How many lines in the records below hold the string "готвите"? Answer with the number alone.
------------
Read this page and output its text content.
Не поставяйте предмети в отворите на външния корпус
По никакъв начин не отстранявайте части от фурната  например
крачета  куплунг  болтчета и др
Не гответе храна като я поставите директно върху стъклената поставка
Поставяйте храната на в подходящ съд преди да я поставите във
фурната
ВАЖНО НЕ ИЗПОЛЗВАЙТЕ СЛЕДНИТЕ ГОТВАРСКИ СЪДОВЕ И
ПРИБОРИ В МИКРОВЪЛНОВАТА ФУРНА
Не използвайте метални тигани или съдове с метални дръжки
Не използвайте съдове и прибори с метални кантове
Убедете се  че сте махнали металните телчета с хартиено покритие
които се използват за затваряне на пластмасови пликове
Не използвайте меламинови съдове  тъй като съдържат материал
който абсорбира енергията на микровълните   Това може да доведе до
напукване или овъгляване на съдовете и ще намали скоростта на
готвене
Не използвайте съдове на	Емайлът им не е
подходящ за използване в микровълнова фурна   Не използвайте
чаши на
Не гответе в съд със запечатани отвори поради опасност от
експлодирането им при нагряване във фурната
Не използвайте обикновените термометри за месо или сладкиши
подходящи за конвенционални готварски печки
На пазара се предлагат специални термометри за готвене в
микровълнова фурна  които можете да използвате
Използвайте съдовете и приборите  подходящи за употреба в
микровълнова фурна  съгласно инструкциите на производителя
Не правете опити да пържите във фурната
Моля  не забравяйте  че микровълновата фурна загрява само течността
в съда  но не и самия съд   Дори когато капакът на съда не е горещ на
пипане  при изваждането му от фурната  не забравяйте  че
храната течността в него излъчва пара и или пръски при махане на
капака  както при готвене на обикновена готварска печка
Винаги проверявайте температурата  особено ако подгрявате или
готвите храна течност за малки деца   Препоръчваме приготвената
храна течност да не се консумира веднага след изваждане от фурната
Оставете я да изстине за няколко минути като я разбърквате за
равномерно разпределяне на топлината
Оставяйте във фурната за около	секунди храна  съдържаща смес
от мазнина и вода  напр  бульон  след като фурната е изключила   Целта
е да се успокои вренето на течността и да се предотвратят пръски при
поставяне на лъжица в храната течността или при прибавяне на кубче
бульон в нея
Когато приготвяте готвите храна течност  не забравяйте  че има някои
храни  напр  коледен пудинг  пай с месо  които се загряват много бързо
------------
■ **COMPLETE ANSWER**
2